### WORK TO DO
In the data that follows, count every line holding the string "this" and give the count alone.

--- PROVIDED MATERIAL ---

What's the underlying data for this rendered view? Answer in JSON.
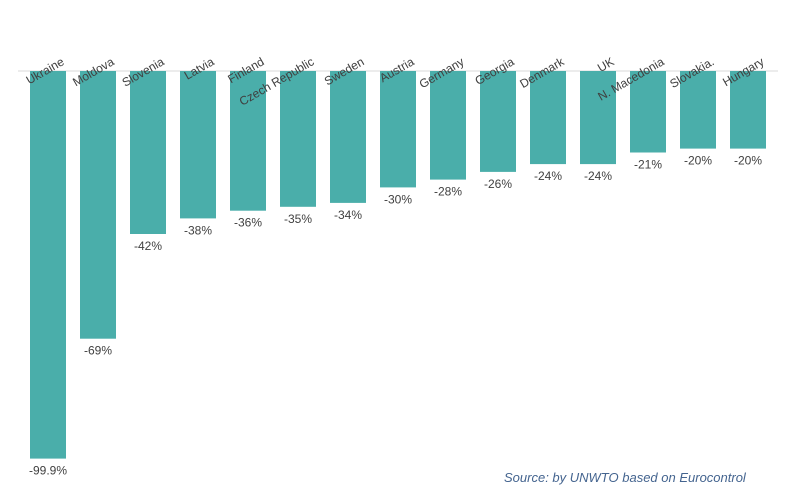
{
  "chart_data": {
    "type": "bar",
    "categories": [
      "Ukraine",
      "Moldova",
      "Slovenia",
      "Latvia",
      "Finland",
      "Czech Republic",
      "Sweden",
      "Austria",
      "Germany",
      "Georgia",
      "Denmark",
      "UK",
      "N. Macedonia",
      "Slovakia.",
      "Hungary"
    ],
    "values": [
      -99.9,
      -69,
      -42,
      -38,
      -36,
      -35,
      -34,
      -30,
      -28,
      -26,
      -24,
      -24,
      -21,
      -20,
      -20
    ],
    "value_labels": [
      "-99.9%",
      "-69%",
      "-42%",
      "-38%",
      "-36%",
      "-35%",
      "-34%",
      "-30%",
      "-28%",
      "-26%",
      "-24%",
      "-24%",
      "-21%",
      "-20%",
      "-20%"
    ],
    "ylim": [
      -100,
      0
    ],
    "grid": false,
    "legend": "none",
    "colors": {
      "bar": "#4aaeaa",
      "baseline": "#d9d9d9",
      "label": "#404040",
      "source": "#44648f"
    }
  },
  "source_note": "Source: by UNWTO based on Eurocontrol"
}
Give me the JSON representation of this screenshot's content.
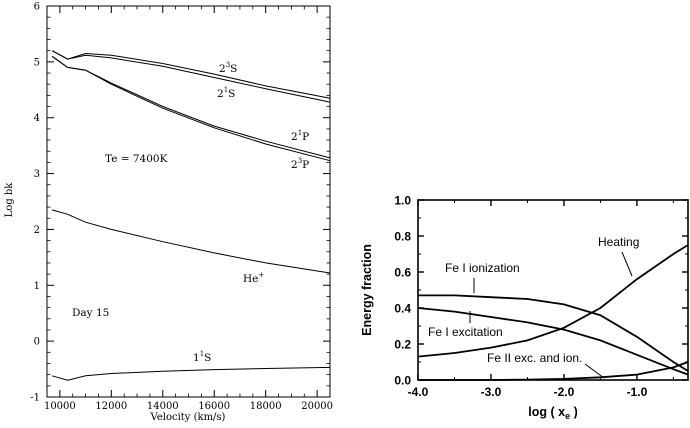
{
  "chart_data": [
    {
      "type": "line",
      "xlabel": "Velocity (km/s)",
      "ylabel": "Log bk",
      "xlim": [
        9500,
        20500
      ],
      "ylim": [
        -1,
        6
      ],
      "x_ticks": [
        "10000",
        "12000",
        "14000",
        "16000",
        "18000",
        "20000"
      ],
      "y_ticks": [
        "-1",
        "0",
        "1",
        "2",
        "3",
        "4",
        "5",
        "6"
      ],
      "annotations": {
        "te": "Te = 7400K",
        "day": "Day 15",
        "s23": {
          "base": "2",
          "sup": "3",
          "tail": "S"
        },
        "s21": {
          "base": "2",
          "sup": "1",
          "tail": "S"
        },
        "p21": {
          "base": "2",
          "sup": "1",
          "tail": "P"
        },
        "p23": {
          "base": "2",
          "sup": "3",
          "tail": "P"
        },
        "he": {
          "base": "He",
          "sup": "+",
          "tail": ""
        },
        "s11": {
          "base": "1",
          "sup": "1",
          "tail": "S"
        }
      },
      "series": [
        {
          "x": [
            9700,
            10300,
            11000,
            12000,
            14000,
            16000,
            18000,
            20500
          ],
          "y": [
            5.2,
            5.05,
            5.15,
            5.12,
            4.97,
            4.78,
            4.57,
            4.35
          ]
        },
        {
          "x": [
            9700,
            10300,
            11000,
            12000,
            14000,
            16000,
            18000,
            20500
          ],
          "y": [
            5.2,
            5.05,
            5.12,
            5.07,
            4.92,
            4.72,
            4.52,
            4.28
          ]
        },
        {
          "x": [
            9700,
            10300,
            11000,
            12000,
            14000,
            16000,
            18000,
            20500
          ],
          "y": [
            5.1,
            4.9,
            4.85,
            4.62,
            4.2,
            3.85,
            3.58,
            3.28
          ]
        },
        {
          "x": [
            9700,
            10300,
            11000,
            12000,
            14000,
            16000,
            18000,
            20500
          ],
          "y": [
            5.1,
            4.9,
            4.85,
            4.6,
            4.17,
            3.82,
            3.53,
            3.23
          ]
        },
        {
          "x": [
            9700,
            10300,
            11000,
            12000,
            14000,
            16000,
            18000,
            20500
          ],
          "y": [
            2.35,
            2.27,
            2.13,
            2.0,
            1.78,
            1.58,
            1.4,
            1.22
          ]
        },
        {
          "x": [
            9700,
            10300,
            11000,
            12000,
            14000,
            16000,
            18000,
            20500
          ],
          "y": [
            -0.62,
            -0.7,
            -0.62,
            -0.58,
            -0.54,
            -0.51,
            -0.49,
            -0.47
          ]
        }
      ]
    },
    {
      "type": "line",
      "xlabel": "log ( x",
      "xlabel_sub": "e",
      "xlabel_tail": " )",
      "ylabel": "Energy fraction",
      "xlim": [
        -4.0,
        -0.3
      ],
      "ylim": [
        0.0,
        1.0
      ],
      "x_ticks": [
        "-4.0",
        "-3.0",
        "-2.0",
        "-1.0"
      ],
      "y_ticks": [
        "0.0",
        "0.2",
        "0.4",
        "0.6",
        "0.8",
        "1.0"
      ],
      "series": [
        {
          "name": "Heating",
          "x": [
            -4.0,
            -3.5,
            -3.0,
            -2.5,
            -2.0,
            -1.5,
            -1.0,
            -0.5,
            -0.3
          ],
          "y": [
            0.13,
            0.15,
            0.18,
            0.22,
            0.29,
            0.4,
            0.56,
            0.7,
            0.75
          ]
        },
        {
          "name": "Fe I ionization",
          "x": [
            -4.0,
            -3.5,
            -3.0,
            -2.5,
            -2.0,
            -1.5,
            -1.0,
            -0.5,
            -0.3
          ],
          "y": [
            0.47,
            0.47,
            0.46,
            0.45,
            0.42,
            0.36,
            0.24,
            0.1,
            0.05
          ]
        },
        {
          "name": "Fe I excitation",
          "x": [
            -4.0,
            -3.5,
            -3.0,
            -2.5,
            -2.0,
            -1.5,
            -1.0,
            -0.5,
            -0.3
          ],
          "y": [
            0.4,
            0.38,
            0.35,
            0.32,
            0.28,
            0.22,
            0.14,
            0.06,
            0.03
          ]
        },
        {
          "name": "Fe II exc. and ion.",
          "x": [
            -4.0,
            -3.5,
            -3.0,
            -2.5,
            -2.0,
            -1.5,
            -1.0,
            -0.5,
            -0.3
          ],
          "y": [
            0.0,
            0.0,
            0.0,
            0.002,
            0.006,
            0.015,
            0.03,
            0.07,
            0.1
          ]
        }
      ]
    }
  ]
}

---
--- PROVIDED MATERIAL ---

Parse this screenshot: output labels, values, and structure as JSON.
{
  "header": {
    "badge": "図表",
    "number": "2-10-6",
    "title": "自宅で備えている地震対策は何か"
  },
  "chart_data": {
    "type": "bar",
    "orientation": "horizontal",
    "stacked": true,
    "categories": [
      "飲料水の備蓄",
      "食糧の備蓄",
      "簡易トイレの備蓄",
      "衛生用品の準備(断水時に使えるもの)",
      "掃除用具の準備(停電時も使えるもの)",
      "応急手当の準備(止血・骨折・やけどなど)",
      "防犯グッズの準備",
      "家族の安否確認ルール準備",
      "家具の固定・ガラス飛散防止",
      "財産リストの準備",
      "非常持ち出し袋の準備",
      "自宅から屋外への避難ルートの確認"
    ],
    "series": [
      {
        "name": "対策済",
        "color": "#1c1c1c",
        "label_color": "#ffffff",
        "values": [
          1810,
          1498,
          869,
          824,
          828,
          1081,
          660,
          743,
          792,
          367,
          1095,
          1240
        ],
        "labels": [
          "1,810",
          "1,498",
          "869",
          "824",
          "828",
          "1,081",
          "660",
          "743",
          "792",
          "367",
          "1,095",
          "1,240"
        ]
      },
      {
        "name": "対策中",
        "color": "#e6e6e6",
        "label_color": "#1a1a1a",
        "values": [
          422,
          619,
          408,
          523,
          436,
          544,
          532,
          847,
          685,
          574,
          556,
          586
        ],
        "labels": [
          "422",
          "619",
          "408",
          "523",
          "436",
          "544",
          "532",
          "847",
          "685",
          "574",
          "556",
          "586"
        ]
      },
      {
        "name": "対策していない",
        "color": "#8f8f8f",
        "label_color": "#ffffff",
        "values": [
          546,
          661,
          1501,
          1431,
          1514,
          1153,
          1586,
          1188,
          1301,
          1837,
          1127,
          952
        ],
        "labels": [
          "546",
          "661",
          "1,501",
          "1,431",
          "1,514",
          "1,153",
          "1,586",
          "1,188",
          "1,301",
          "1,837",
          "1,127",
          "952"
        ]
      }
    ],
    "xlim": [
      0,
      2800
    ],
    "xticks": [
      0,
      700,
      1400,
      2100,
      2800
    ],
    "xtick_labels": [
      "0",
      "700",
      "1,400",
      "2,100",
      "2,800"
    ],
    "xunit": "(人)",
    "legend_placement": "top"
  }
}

---

### COMPLETED EXERCISE
3